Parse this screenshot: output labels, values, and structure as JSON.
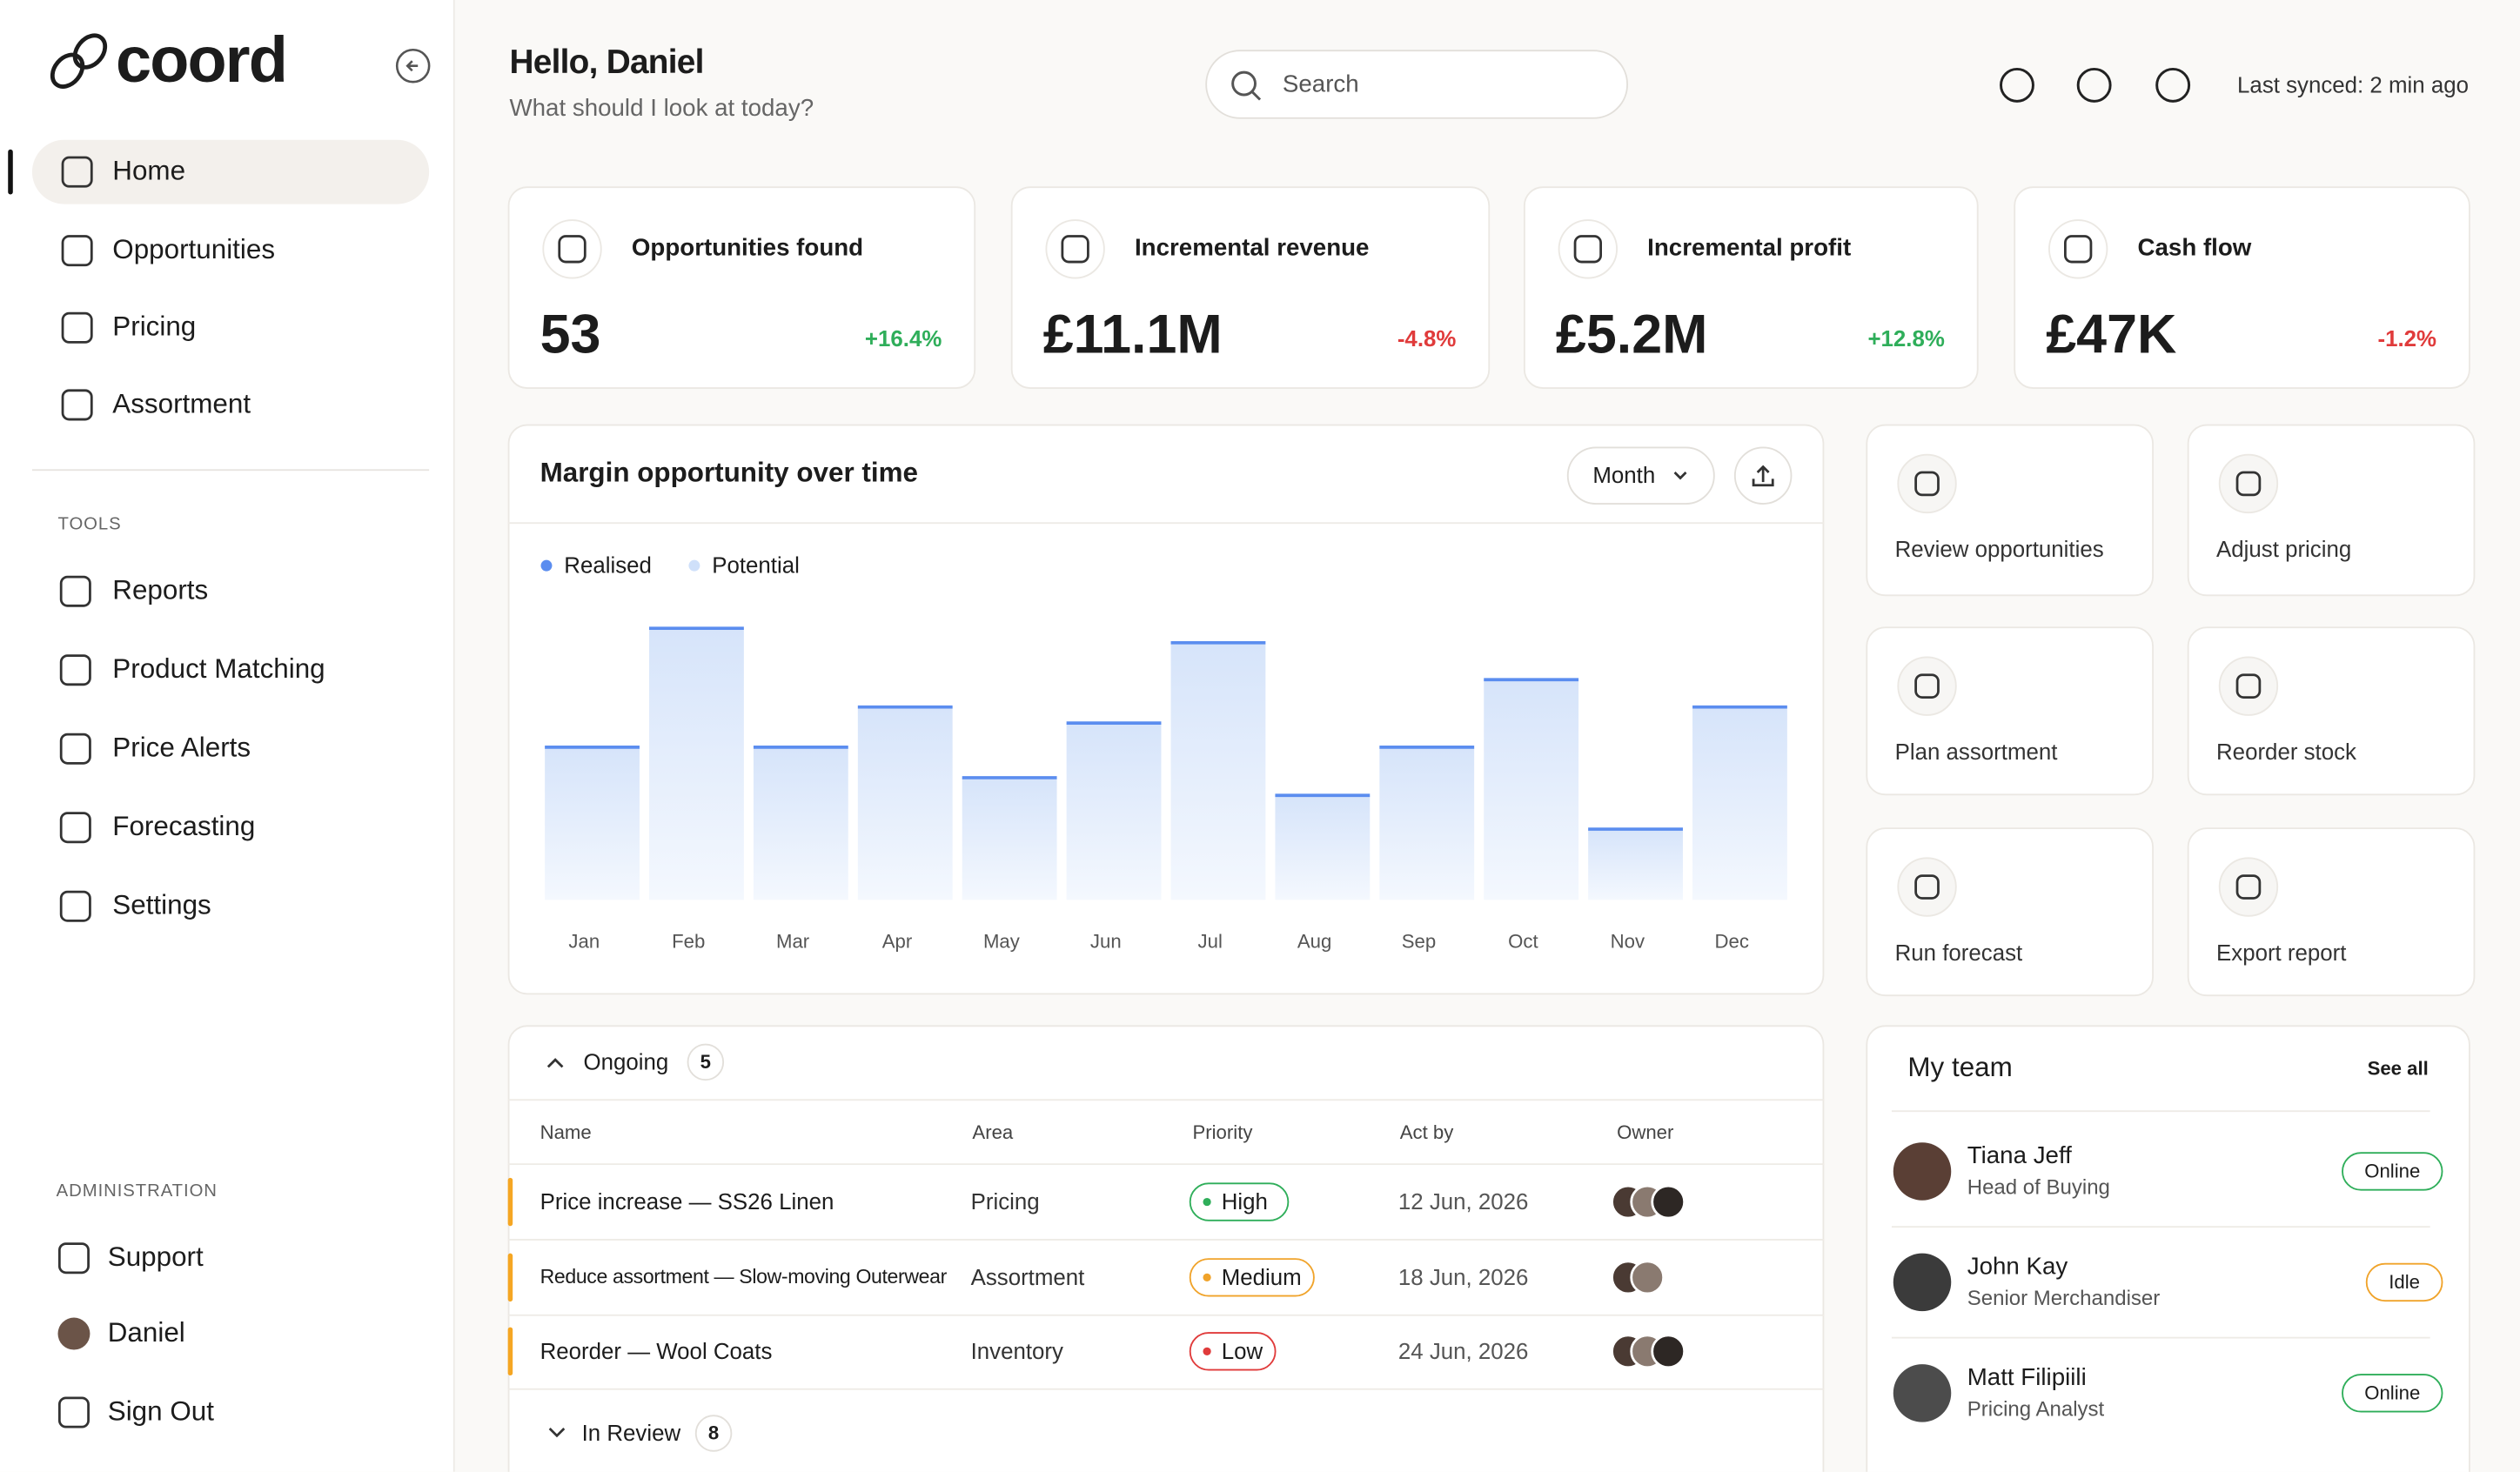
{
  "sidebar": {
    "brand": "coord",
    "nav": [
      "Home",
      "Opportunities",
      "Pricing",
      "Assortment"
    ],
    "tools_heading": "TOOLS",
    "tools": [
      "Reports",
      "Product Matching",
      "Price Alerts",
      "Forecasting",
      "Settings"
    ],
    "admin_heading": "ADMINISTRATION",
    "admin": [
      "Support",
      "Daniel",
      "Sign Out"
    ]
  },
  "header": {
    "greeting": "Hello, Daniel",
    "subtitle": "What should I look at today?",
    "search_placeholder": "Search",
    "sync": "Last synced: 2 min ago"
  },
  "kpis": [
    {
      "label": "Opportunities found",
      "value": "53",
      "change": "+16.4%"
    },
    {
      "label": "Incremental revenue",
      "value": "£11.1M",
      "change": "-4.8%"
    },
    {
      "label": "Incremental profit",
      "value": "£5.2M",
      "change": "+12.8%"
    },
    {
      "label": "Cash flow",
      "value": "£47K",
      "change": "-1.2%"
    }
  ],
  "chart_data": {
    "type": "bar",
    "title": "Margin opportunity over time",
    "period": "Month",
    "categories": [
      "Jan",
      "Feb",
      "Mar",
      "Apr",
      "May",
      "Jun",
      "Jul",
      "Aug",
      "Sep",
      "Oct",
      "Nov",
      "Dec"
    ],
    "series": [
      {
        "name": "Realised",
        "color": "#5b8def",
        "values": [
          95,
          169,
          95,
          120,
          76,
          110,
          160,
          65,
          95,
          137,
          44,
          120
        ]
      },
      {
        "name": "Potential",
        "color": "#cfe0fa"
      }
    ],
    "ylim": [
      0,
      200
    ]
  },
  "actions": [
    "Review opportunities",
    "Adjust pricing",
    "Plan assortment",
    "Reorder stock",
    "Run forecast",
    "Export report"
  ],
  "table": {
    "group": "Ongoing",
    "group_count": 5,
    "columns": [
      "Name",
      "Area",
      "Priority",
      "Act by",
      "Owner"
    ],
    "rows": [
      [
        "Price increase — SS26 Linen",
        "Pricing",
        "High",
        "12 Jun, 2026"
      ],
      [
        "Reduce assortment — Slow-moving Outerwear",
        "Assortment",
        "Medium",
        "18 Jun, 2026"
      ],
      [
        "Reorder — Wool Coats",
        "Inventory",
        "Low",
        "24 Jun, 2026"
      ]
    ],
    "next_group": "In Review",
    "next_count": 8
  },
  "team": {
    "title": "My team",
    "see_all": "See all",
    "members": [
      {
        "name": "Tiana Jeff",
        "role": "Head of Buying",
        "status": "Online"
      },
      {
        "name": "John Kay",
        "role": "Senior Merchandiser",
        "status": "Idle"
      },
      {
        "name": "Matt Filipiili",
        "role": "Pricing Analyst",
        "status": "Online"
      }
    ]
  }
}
---
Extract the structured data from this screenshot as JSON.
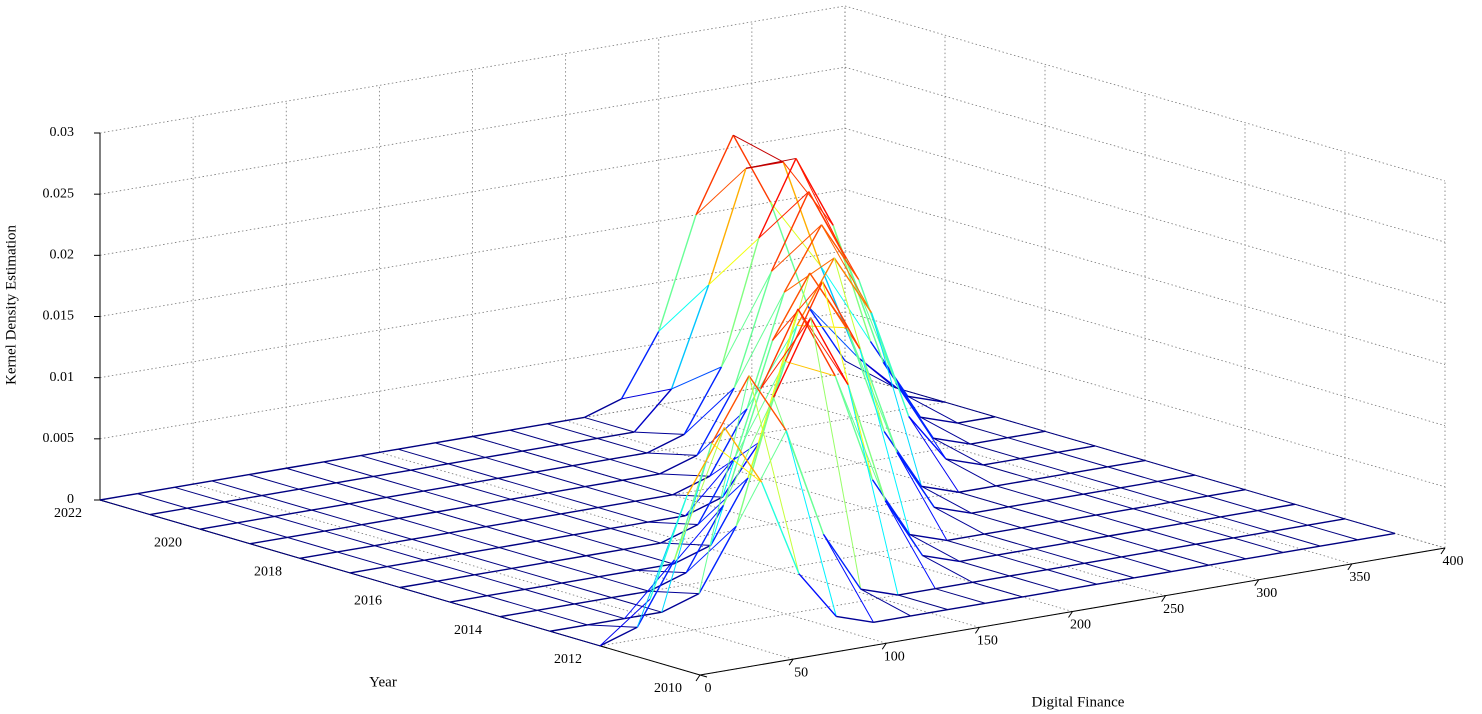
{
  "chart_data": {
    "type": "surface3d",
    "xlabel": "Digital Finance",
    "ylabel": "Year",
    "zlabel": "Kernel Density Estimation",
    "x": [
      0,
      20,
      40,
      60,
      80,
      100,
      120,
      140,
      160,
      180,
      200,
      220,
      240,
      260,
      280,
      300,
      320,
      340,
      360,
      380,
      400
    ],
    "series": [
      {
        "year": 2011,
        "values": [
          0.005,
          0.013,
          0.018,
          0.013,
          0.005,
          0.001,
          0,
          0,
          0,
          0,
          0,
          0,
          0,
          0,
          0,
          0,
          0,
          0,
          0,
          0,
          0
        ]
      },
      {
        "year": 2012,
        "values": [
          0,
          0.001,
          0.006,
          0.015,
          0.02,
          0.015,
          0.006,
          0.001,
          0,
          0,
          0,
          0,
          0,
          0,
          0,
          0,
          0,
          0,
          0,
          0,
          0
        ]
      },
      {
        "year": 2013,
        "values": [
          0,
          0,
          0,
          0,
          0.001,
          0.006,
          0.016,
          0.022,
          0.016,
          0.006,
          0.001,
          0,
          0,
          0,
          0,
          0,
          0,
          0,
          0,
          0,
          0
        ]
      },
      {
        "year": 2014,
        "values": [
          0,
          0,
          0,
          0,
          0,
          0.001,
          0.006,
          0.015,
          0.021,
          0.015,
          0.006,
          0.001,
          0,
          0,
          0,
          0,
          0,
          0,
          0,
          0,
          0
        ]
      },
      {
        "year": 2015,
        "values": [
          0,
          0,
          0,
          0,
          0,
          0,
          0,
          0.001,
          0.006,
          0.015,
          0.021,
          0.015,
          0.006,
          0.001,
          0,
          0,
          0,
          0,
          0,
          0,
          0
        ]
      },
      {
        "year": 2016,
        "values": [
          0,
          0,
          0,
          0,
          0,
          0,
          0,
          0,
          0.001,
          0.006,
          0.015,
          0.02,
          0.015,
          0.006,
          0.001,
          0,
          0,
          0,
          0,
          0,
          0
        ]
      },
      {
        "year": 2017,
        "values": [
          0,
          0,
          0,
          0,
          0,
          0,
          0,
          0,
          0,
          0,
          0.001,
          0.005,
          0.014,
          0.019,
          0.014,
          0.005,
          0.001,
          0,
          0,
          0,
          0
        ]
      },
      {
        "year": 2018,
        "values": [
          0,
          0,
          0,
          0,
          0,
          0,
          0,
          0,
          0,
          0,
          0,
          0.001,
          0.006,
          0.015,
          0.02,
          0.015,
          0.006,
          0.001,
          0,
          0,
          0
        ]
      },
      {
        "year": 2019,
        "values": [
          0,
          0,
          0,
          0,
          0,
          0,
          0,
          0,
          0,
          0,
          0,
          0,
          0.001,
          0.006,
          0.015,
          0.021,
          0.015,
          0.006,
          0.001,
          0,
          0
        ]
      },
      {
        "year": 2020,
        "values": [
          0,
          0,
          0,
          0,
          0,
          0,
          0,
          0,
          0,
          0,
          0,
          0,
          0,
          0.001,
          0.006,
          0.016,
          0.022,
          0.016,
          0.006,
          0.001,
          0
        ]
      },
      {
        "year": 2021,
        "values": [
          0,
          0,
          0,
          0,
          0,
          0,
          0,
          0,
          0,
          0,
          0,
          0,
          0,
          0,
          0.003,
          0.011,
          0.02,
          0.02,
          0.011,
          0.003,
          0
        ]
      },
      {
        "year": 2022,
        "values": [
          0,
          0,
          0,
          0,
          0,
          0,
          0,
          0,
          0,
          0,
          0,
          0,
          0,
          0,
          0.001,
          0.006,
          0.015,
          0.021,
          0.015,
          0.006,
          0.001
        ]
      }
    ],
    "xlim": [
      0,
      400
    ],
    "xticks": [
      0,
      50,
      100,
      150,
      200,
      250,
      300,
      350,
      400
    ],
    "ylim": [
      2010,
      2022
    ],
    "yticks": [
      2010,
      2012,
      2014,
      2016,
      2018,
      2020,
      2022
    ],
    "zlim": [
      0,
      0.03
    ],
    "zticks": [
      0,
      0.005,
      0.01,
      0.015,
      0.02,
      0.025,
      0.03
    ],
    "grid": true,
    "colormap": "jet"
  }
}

■ WHAT YOU HAVE TO DO ■
Identify and copy all lines with the word "Price".

■ OUTPUT BELOW ■
      "Price Alerts",
        "Price increase — SS26 Linen",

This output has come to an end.